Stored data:
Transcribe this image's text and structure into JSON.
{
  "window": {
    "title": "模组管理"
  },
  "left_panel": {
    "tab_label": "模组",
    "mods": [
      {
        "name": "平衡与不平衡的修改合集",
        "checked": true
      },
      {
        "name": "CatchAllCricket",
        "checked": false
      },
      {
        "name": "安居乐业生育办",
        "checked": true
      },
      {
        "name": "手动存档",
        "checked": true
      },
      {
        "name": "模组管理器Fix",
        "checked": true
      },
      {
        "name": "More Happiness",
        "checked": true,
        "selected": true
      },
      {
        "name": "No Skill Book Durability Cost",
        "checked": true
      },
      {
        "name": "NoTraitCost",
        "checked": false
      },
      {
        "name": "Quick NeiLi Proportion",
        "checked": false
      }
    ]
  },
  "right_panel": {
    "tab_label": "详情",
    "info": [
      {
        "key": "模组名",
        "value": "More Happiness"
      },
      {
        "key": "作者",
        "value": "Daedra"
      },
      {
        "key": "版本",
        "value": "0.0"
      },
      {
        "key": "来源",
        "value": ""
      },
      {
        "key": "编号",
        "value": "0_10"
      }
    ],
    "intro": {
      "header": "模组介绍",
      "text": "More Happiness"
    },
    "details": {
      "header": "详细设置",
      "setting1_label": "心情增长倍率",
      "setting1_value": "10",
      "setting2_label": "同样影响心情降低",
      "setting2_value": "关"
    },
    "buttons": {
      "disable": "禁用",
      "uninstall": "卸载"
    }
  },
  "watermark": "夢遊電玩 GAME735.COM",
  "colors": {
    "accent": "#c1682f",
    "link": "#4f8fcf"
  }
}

---

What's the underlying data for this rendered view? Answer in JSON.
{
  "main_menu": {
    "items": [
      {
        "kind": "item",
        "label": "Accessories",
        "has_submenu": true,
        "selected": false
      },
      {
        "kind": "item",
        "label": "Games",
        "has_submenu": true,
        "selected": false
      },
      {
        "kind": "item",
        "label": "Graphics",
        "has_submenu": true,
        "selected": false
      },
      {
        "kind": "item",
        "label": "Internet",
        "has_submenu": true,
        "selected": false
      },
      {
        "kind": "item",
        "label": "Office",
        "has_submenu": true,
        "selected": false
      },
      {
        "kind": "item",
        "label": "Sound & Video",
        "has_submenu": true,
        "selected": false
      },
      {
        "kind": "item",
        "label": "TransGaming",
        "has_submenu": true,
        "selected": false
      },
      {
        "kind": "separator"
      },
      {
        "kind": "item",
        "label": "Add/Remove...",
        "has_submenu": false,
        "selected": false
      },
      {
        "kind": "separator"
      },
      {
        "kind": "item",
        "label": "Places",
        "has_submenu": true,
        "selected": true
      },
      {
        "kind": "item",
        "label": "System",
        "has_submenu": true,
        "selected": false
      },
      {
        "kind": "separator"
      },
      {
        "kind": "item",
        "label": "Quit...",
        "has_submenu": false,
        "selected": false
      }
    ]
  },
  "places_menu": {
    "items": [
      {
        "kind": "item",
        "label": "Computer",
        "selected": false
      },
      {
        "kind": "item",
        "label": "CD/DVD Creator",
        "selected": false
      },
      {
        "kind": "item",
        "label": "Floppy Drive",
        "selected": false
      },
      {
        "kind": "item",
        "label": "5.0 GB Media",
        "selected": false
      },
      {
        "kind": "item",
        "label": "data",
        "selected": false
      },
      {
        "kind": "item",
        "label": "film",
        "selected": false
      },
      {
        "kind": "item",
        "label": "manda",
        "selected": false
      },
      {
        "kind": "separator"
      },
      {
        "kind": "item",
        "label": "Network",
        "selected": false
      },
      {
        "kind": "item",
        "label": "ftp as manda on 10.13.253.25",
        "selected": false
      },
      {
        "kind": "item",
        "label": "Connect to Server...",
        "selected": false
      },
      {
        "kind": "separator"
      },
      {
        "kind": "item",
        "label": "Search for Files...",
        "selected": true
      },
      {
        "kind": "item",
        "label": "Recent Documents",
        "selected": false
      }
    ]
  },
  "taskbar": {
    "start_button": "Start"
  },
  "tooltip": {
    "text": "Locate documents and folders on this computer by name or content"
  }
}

---

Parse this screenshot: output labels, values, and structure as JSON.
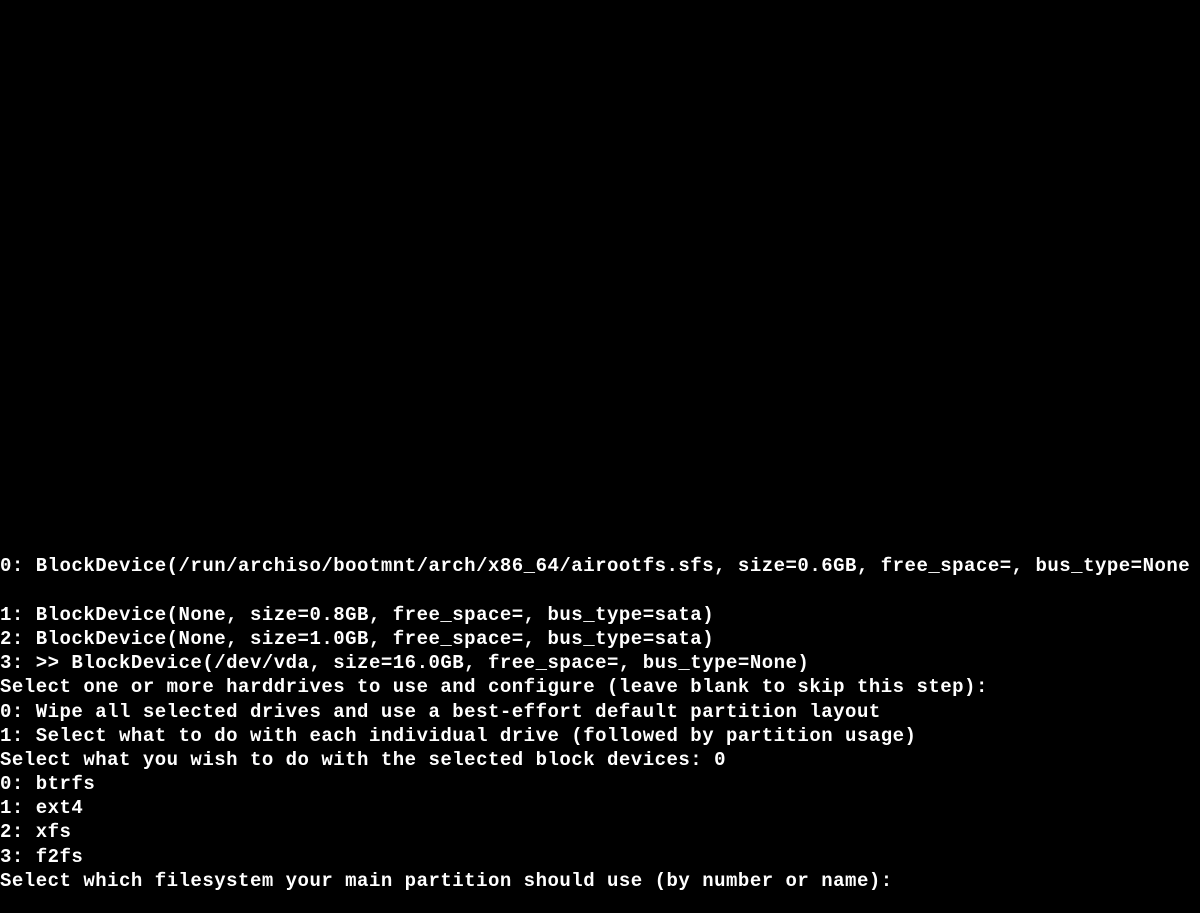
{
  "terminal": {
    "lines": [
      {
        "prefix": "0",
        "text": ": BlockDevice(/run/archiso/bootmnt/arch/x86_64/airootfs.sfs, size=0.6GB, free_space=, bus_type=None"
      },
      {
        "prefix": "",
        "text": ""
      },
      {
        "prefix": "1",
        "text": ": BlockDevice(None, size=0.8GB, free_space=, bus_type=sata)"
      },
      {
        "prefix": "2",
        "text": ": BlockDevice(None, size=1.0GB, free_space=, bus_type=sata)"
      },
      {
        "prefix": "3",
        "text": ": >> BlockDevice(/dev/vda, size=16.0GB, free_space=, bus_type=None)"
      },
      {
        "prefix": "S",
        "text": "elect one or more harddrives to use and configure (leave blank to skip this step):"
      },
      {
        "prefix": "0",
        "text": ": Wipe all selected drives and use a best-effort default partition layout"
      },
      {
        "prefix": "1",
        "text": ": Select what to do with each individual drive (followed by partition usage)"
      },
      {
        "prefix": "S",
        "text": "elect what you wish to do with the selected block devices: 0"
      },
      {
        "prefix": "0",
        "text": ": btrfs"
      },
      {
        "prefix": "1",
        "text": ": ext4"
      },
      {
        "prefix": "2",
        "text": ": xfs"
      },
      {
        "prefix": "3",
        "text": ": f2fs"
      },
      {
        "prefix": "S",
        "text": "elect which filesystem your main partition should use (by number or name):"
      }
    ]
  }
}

_WHAT IS BEING ASKED:_
Filter the data, keeping only the lines that contain "JSON".

_WORKED SOLUTION:_
Transcribe this image's text and structure into JSON.
What's the underlying data for this rendered view? Answer in JSON.
Parse this screenshot: output labels, values, and structure as JSON.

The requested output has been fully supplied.